_Records shown_
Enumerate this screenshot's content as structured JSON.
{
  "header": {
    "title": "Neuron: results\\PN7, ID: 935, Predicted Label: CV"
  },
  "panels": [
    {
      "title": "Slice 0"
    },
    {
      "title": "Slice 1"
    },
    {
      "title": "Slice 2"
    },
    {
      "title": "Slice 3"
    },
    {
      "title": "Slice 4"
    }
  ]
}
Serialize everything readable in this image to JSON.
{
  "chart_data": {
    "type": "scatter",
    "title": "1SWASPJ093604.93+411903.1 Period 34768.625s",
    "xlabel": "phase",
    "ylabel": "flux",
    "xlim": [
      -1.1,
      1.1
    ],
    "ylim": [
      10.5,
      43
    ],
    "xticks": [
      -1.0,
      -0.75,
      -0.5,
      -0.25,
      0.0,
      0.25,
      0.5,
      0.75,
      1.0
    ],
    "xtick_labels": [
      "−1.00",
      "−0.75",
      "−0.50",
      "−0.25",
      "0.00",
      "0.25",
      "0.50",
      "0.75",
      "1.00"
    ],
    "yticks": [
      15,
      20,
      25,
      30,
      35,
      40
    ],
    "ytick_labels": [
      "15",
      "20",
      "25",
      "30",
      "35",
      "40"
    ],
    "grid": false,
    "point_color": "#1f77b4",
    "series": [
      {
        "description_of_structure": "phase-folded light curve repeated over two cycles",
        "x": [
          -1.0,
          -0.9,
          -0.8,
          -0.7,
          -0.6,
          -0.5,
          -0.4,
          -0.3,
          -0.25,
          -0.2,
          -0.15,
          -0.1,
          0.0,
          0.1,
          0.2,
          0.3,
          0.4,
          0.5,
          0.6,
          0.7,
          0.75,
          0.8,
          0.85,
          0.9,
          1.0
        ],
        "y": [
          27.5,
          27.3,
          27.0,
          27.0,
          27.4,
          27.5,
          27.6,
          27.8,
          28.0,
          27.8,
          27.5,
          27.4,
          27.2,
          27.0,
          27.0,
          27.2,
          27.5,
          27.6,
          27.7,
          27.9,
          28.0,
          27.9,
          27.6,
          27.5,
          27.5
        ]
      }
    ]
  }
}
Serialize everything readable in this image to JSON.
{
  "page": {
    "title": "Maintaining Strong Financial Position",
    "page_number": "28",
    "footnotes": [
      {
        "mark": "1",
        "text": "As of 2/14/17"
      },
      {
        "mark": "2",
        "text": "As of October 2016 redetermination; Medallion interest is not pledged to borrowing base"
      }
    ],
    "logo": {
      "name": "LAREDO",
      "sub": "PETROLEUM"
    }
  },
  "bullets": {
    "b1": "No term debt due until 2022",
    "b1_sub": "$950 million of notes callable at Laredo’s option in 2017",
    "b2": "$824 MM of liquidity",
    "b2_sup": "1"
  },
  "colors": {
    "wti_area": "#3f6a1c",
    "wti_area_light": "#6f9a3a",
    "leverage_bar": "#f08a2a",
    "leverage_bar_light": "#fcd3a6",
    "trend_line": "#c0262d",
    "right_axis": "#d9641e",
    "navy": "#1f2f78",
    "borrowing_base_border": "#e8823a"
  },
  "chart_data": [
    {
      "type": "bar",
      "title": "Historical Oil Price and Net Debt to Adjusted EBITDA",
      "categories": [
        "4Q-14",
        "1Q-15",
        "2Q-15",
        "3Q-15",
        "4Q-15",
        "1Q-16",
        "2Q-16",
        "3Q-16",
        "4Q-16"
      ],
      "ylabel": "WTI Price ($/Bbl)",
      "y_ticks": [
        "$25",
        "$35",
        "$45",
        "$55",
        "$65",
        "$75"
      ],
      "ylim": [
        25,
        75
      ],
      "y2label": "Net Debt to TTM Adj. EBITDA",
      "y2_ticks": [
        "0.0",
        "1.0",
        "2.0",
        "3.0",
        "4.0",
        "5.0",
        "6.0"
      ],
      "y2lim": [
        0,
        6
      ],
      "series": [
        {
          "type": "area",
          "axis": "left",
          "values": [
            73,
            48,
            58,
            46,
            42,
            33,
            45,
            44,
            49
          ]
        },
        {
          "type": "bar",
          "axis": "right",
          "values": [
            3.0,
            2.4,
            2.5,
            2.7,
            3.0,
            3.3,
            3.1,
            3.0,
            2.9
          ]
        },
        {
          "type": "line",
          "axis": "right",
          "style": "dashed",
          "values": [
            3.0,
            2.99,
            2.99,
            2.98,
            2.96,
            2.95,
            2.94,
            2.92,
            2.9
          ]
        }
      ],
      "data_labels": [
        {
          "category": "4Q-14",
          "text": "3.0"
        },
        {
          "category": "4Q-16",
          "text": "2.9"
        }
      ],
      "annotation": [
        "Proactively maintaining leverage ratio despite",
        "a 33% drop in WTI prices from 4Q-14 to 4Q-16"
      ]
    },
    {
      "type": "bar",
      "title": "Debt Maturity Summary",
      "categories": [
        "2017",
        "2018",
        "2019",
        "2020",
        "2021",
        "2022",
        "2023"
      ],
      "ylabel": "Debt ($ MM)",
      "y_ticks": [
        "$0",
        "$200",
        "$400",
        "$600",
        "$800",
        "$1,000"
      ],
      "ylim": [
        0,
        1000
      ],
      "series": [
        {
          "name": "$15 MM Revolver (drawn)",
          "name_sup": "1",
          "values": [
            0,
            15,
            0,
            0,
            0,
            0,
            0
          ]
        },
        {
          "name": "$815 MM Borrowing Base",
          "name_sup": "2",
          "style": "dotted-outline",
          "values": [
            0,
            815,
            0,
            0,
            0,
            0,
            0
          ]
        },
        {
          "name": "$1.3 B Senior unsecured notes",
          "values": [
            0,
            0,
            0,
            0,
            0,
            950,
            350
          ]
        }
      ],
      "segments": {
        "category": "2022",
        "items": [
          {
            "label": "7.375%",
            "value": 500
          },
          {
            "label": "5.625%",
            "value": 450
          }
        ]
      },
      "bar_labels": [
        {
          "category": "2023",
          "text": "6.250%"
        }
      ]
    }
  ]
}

_What to produce_
Write out all the records above again, exactly as they stand.

_Response to the task_
Enumerate this screenshot's content as structured JSON.
{
  "header": {
    "title": "Neuron: results\\PN7, ID: 935, Predicted Label: CV"
  },
  "panels": [
    {
      "title": "Slice 0"
    },
    {
      "title": "Slice 1"
    },
    {
      "title": "Slice 2"
    },
    {
      "title": "Slice 3"
    },
    {
      "title": "Slice 4"
    }
  ]
}
Serialize everything readable in this image to JSON.
{
  "chart_data": {
    "type": "scatter",
    "title": "1SWASPJ093604.93+411903.1 Period 34768.625s",
    "xlabel": "phase",
    "ylabel": "flux",
    "xlim": [
      -1.1,
      1.1
    ],
    "ylim": [
      10.5,
      43
    ],
    "xticks": [
      -1.0,
      -0.75,
      -0.5,
      -0.25,
      0.0,
      0.25,
      0.5,
      0.75,
      1.0
    ],
    "xtick_labels": [
      "−1.00",
      "−0.75",
      "−0.50",
      "−0.25",
      "0.00",
      "0.25",
      "0.50",
      "0.75",
      "1.00"
    ],
    "yticks": [
      15,
      20,
      25,
      30,
      35,
      40
    ],
    "ytick_labels": [
      "15",
      "20",
      "25",
      "30",
      "35",
      "40"
    ],
    "grid": false,
    "point_color": "#1f77b4",
    "series": [
      {
        "description_of_structure": "phase-folded light curve repeated over two cycles",
        "x": [
          -1.0,
          -0.9,
          -0.8,
          -0.7,
          -0.6,
          -0.5,
          -0.4,
          -0.3,
          -0.25,
          -0.2,
          -0.15,
          -0.1,
          0.0,
          0.1,
          0.2,
          0.3,
          0.4,
          0.5,
          0.6,
          0.7,
          0.75,
          0.8,
          0.85,
          0.9,
          1.0
        ],
        "y": [
          27.5,
          27.3,
          27.0,
          27.0,
          27.4,
          27.5,
          27.6,
          27.8,
          28.0,
          27.8,
          27.5,
          27.4,
          27.2,
          27.0,
          27.0,
          27.2,
          27.5,
          27.6,
          27.7,
          27.9,
          28.0,
          27.9,
          27.6,
          27.5,
          27.5
        ]
      }
    ]
  }
}
Serialize everything readable in this image to JSON.
{
  "page": {
    "title": "Maintaining Strong Financial Position",
    "page_number": "28",
    "footnotes": [
      {
        "mark": "1",
        "text": "As of 2/14/17"
      },
      {
        "mark": "2",
        "text": "As of October 2016 redetermination; Medallion interest is not pledged to borrowing base"
      }
    ],
    "logo": {
      "name": "LAREDO",
      "sub": "PETROLEUM"
    }
  },
  "bullets": {
    "b1": "No term debt due until 2022",
    "b1_sub": "$950 million of notes callable at Laredo’s option in 2017",
    "b2": "$824 MM of liquidity",
    "b2_sup": "1"
  },
  "colors": {
    "wti_area": "#3f6a1c",
    "wti_area_light": "#6f9a3a",
    "leverage_bar": "#f08a2a",
    "leverage_bar_light": "#fcd3a6",
    "trend_line": "#c0262d",
    "right_axis": "#d9641e",
    "navy": "#1f2f78",
    "borrowing_base_border": "#e8823a"
  },
  "chart_data": [
    {
      "type": "bar",
      "title": "Historical Oil Price and Net Debt to Adjusted EBITDA",
      "categories": [
        "4Q-14",
        "1Q-15",
        "2Q-15",
        "3Q-15",
        "4Q-15",
        "1Q-16",
        "2Q-16",
        "3Q-16",
        "4Q-16"
      ],
      "ylabel": "WTI Price ($/Bbl)",
      "y_ticks": [
        "$25",
        "$35",
        "$45",
        "$55",
        "$65",
        "$75"
      ],
      "ylim": [
        25,
        75
      ],
      "y2label": "Net Debt to TTM Adj. EBITDA",
      "y2_ticks": [
        "0.0",
        "1.0",
        "2.0",
        "3.0",
        "4.0",
        "5.0",
        "6.0"
      ],
      "y2lim": [
        0,
        6
      ],
      "series": [
        {
          "type": "area",
          "axis": "left",
          "values": [
            73,
            48,
            58,
            46,
            42,
            33,
            45,
            44,
            49
          ]
        },
        {
          "type": "bar",
          "axis": "right",
          "values": [
            3.0,
            2.4,
            2.5,
            2.7,
            3.0,
            3.3,
            3.1,
            3.0,
            2.9
          ]
        },
        {
          "type": "line",
          "axis": "right",
          "style": "dashed",
          "values": [
            3.0,
            2.99,
            2.99,
            2.98,
            2.96,
            2.95,
            2.94,
            2.92,
            2.9
          ]
        }
      ],
      "data_labels": [
        {
          "category": "4Q-14",
          "text": "3.0"
        },
        {
          "category": "4Q-16",
          "text": "2.9"
        }
      ],
      "annotation": [
        "Proactively maintaining leverage ratio despite",
        "a 33% drop in WTI prices from 4Q-14 to 4Q-16"
      ]
    },
    {
      "type": "bar",
      "title": "Debt Maturity Summary",
      "categories": [
        "2017",
        "2018",
        "2019",
        "2020",
        "2021",
        "2022",
        "2023"
      ],
      "ylabel": "Debt ($ MM)",
      "y_ticks": [
        "$0",
        "$200",
        "$400",
        "$600",
        "$800",
        "$1,000"
      ],
      "ylim": [
        0,
        1000
      ],
      "series": [
        {
          "name": "$15 MM Revolver (drawn)",
          "name_sup": "1",
          "values": [
            0,
            15,
            0,
            0,
            0,
            0,
            0
          ]
        },
        {
          "name": "$815 MM Borrowing Base",
          "name_sup": "2",
          "style": "dotted-outline",
          "values": [
            0,
            815,
            0,
            0,
            0,
            0,
            0
          ]
        },
        {
          "name": "$1.3 B Senior unsecured notes",
          "values": [
            0,
            0,
            0,
            0,
            0,
            950,
            350
          ]
        }
      ],
      "segments": {
        "category": "2022",
        "items": [
          {
            "label": "7.375%",
            "value": 500
          },
          {
            "label": "5.625%",
            "value": 450
          }
        ]
      },
      "bar_labels": [
        {
          "category": "2023",
          "text": "6.250%"
        }
      ]
    }
  ]
}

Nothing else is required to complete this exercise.